#### 抽出テキスト
↓↓↓
上記の多層化による問題点を解決するために、配線パターンや電極等(以下、配線等という)が形成された層を平坦化し、その上にさらに配線等を形成する技術が開発されている。即ち、半導体基板の表面に金属配線用の凹部を有する絶縁膜を形成し、その上にバリア膜を介して該凹部を埋めるように金属膜を形成した後、凹部以外に存在する金属膜及びバリア膜を研磨によって除去して絶縁膜と凹部に存在する金属膜との平坦化された面を形成する方法である。
【0003】
上記技術において、バリア膜は、金属膜として用いるアルミニウムや銅が絶縁膜中に拡散するのを防止し、且つそれら金属膜の半導体基板表面への密着性を良くする機能を有するものであり、一般に、窒化チタンや窒化タンタルなどが使用される。
【0004】
上記研磨方法は、高い研磨性能を実現するため、機械的な研磨とそれを促進するような化学反応とを併用する方法が採られる。この方法は、化学機械研磨(以下、CMPと略記する)法と呼ばれ、金属膜、絶縁膜、バリア膜等の研磨対象に応じて使用する研磨剤の組成が種々提案されている。上記研磨剤の一般的な組成は、研磨砥粒と薬剤とよりなる。
【0005】
金属膜用研磨剤、特に銅系の金属を使用した基板に有用な研磨剤は、アルミナ砥粒を使用し、これに薬剤として過酸化水素、塩酸、硫酸等の無機酸(無機酸類)又はその塩やシュウ酸、リン酸等の有機酸又はその塩(有機酸類)などの酸類及び、金属の溶解を防止するためのベンゾトリアゾール等の防食剤を含む組成が提案されている。
↑↑↑
#### エントリ一覧
↓↓↓
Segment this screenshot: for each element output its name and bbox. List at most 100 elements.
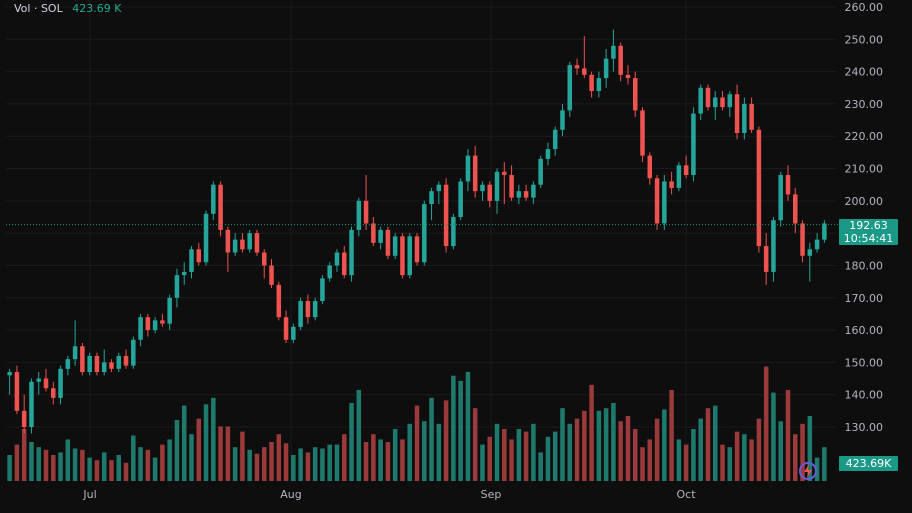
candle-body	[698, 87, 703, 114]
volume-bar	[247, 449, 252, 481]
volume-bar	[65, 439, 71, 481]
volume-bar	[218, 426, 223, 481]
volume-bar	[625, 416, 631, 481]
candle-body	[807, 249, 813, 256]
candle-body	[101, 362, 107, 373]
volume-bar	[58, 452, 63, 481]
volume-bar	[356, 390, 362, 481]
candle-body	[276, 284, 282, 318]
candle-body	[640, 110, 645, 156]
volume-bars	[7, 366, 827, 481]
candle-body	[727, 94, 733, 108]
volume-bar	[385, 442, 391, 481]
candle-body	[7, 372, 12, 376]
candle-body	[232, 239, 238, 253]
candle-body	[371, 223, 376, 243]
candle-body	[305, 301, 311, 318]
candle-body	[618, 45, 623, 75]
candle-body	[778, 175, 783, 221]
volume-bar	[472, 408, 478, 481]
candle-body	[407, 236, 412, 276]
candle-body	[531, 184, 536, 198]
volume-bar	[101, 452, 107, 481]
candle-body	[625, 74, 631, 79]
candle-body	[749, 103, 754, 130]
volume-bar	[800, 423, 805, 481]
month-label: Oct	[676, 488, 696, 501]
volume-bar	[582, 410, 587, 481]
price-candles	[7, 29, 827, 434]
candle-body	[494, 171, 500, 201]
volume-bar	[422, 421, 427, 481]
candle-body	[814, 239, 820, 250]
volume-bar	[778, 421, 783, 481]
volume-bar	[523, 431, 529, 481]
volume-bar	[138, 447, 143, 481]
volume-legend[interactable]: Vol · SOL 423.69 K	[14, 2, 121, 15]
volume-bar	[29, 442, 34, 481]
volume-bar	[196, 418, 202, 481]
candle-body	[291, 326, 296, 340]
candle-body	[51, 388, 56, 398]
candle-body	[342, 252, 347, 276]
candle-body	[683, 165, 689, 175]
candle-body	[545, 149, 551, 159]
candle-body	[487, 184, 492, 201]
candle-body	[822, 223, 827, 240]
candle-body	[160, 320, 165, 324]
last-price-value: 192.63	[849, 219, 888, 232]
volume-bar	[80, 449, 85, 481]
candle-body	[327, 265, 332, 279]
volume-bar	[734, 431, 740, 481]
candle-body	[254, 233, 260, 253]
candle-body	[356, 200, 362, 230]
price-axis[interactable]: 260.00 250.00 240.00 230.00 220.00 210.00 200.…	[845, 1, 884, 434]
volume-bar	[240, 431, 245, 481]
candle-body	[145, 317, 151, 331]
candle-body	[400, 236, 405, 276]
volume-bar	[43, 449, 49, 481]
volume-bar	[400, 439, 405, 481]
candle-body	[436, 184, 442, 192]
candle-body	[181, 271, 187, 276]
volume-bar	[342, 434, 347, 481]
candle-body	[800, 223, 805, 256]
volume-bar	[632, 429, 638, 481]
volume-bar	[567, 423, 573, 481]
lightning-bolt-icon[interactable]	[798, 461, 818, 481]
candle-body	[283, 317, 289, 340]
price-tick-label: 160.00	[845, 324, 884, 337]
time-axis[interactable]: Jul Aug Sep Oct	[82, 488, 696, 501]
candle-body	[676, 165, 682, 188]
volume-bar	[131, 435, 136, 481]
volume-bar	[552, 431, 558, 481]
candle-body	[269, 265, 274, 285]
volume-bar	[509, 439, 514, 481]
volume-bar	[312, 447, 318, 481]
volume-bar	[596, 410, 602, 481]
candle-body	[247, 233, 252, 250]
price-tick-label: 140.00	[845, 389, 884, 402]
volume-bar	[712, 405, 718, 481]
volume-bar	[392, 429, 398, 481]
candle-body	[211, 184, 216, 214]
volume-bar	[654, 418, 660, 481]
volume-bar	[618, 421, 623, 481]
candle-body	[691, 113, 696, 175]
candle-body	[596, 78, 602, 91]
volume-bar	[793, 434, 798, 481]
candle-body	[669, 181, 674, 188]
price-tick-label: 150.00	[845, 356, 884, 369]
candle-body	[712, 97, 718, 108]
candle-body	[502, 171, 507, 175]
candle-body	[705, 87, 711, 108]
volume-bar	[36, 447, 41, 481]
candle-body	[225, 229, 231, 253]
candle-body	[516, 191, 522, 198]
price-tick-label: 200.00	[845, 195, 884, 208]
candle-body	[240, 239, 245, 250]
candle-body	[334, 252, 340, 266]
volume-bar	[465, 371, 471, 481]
↑↑↑
↓↓↓
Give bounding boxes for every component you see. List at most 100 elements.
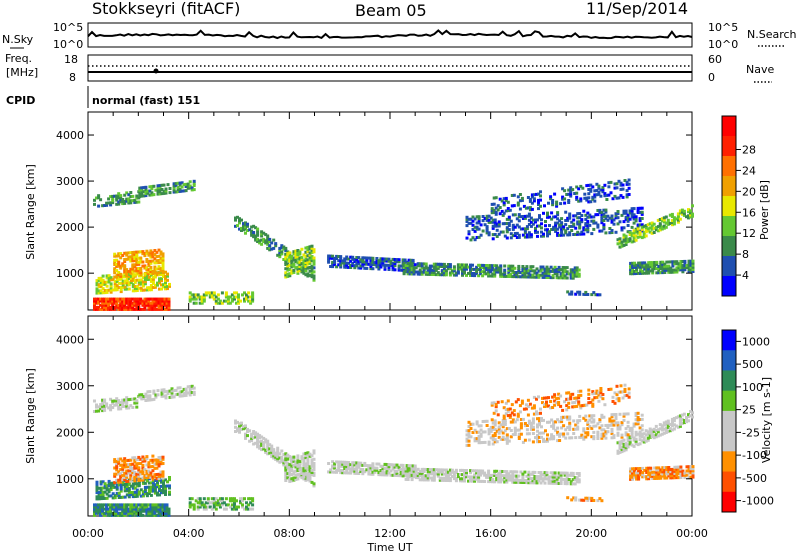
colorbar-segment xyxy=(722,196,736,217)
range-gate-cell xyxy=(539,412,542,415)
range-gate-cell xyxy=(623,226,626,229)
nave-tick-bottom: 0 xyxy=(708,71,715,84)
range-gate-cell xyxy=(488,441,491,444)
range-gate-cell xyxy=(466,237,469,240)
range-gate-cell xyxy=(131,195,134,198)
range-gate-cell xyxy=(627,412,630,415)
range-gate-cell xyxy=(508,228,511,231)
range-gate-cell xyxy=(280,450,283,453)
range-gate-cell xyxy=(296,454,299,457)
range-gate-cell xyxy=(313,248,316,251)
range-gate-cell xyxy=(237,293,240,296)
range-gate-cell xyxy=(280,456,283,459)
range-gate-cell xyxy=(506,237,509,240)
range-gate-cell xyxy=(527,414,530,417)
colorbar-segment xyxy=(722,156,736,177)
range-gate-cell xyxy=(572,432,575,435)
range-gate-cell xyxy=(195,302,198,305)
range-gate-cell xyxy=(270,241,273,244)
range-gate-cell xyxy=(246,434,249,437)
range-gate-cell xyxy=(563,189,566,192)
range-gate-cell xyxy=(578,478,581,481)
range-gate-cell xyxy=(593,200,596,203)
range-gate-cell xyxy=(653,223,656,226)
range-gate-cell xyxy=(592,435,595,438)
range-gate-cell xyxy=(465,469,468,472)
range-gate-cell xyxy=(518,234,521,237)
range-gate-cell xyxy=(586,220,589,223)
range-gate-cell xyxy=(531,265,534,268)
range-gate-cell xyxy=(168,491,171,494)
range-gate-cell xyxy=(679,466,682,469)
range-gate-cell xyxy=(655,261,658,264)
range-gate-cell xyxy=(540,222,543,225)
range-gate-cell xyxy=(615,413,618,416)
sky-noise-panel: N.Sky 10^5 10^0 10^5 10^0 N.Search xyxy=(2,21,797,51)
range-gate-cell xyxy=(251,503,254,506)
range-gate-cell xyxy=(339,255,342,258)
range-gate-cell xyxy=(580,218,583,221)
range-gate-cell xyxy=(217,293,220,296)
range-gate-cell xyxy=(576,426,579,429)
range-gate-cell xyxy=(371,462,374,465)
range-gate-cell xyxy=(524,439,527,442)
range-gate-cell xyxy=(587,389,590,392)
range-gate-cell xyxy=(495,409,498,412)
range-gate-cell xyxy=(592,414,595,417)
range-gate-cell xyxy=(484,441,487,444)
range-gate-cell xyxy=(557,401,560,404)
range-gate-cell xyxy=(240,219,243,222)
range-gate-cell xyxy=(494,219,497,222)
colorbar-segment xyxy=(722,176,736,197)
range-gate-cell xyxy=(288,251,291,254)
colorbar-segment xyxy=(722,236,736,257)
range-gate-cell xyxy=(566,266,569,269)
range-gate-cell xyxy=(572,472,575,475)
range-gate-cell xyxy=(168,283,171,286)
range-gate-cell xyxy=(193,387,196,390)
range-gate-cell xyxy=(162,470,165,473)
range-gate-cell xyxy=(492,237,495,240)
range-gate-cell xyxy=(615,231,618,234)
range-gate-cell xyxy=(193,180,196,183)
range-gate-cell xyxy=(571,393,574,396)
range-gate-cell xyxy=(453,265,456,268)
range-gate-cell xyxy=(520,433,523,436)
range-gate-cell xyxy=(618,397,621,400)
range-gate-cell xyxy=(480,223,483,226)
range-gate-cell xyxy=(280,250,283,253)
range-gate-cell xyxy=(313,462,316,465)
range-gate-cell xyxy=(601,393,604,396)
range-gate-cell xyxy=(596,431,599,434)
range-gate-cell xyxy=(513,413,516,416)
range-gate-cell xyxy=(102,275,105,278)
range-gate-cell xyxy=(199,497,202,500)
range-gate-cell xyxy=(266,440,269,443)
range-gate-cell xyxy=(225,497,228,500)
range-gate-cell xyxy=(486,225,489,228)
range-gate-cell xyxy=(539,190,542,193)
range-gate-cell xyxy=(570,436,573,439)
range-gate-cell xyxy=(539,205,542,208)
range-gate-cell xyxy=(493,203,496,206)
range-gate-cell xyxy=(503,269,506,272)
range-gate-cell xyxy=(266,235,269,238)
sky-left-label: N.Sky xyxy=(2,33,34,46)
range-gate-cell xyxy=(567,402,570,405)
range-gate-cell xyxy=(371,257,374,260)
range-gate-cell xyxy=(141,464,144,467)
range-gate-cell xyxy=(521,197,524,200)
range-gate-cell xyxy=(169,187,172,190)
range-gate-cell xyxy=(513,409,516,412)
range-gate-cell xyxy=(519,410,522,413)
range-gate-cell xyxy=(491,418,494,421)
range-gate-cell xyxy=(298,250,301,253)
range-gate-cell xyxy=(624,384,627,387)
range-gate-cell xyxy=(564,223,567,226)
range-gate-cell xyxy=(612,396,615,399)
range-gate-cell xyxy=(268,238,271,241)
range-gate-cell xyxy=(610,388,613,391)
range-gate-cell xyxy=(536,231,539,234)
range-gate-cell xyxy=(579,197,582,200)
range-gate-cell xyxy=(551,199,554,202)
↑↑↑
↓↓↓
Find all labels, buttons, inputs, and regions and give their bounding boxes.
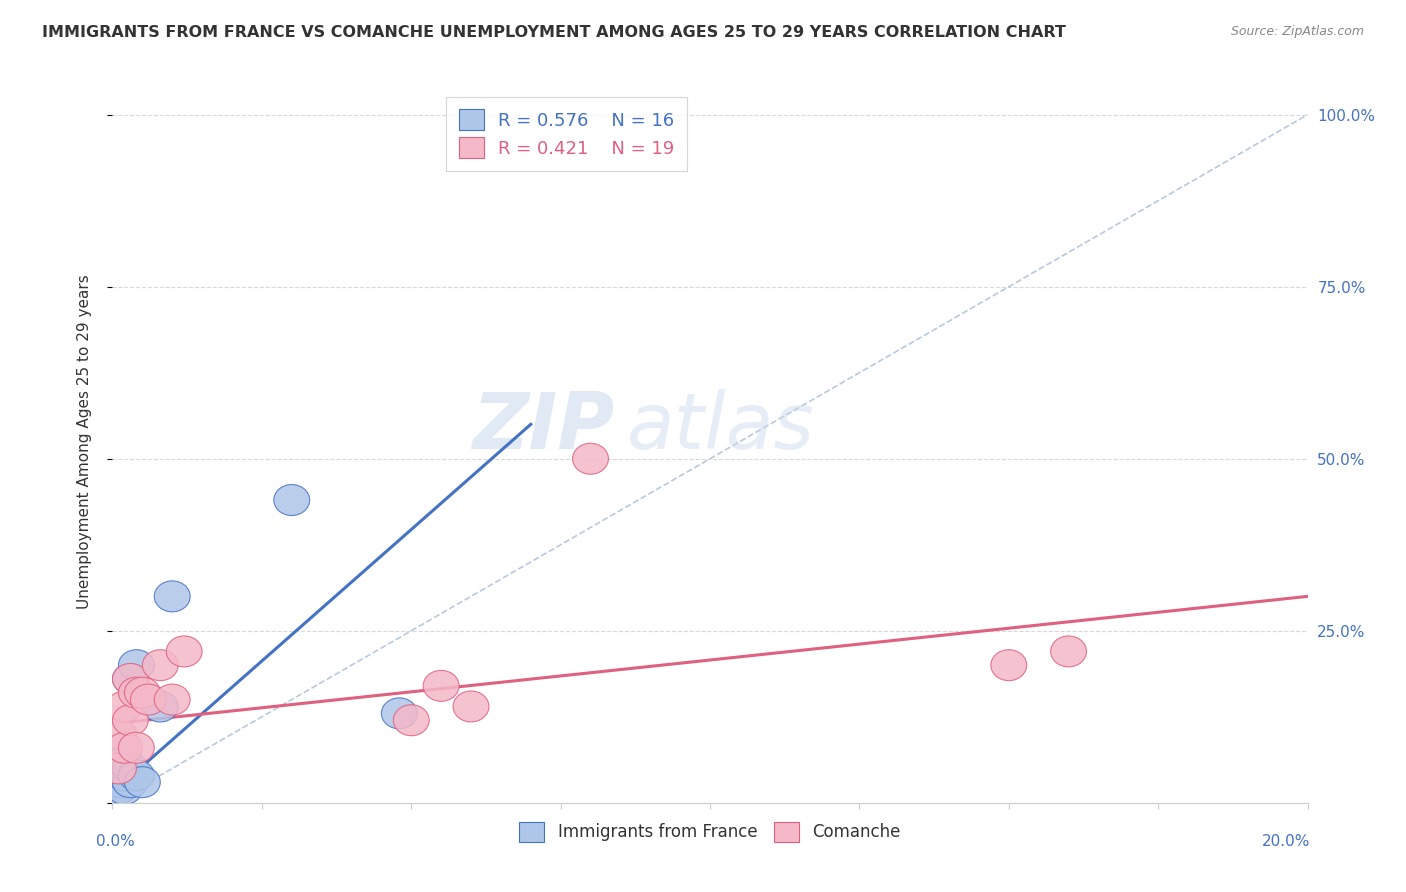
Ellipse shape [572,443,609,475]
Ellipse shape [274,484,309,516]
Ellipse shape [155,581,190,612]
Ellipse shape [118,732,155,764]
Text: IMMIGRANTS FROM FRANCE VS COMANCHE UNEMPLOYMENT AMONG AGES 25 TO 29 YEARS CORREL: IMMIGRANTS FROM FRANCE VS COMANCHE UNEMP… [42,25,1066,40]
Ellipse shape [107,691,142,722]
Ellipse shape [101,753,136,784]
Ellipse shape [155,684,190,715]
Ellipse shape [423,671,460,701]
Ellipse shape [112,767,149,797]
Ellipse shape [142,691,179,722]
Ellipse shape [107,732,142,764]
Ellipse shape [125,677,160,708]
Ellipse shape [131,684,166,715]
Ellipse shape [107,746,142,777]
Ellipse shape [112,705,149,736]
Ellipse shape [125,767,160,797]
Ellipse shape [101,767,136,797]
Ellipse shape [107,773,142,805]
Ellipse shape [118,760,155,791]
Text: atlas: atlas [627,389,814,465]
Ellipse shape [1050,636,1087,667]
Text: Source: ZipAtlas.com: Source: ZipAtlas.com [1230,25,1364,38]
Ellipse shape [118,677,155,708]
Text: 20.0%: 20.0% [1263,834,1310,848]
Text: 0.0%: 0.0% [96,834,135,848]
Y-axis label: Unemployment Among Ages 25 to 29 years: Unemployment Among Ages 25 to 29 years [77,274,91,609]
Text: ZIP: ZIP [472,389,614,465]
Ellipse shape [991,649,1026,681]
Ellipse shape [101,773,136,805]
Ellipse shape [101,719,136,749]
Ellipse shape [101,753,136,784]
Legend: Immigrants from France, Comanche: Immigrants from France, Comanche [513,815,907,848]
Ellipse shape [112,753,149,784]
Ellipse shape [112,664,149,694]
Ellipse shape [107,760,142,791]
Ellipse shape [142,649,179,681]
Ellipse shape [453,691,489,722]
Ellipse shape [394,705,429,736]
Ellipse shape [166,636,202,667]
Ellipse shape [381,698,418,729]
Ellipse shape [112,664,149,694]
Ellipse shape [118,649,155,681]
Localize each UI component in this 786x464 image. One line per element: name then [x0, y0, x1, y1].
↑↑↑
#### 出題内容
抽出テキストで、金属膜用研磨剤の薬剤として名前が挙がっている物質をすべて挙げてください。

#### 完全な解答
過酸化水素、塩酸、硫酸、シュウ酸、リン酸、ベンゾトリアゾール